Exercise goal:
Copy every line of the data that includes the string "level".

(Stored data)
(begin)

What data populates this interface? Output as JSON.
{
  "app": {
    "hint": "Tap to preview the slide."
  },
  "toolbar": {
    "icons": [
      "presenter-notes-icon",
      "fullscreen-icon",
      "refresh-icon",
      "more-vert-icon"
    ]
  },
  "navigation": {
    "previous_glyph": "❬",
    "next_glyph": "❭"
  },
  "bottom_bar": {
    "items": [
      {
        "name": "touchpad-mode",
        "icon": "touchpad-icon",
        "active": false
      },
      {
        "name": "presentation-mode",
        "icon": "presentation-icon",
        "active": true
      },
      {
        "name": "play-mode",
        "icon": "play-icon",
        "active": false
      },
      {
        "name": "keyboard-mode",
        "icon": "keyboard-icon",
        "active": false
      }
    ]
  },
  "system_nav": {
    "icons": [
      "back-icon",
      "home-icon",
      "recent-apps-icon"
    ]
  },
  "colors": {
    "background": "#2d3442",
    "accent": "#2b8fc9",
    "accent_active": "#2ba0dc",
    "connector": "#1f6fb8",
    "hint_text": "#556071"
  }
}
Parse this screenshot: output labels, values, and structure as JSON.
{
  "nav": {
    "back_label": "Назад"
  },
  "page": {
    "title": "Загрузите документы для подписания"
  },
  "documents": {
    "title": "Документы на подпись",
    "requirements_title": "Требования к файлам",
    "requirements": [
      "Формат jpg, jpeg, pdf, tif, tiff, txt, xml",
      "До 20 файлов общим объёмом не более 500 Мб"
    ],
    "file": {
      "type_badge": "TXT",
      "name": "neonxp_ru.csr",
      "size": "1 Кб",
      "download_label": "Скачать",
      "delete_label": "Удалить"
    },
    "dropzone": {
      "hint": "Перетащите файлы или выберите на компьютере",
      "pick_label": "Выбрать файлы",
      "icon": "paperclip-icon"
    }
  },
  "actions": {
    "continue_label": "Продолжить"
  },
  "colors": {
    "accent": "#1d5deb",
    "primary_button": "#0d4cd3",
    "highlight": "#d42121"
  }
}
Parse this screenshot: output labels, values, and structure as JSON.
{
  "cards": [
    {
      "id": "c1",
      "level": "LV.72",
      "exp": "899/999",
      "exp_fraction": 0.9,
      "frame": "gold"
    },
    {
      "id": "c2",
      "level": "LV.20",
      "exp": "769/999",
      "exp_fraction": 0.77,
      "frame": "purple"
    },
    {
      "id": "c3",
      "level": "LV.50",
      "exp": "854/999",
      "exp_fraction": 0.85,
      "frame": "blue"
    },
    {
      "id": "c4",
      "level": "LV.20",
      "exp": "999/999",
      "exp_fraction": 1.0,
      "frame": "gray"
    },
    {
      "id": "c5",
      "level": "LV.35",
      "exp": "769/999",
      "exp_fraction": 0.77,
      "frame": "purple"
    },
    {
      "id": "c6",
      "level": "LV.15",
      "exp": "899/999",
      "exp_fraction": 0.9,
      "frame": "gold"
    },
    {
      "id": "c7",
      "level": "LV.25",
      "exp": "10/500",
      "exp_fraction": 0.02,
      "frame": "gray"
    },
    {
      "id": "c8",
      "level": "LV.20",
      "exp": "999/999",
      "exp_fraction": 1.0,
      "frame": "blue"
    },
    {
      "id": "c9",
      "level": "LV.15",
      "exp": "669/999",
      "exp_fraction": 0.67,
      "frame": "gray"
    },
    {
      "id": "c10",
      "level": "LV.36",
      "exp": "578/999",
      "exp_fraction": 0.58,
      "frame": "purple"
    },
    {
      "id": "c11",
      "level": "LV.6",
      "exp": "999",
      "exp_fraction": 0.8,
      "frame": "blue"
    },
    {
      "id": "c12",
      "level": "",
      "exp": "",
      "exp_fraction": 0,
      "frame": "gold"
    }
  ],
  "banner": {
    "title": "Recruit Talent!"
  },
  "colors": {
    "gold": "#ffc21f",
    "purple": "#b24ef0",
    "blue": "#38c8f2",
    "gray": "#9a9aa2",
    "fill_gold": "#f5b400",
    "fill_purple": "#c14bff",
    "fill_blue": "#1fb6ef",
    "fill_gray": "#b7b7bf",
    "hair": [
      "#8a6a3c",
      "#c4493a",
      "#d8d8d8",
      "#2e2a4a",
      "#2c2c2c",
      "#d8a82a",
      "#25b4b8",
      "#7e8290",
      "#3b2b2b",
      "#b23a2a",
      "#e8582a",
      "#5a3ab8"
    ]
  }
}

(end)

Response to the exercise:
      "level": "LV.72",
      "level": "LV.20",
      "level": "LV.50",
      "level": "LV.20",
      "level": "LV.35",
      "level": "LV.15",
      "level": "LV.25",
      "level": "LV.20",
      "level": "LV.15",
      "level": "LV.36",
      "level": "LV.6",
      "level": "",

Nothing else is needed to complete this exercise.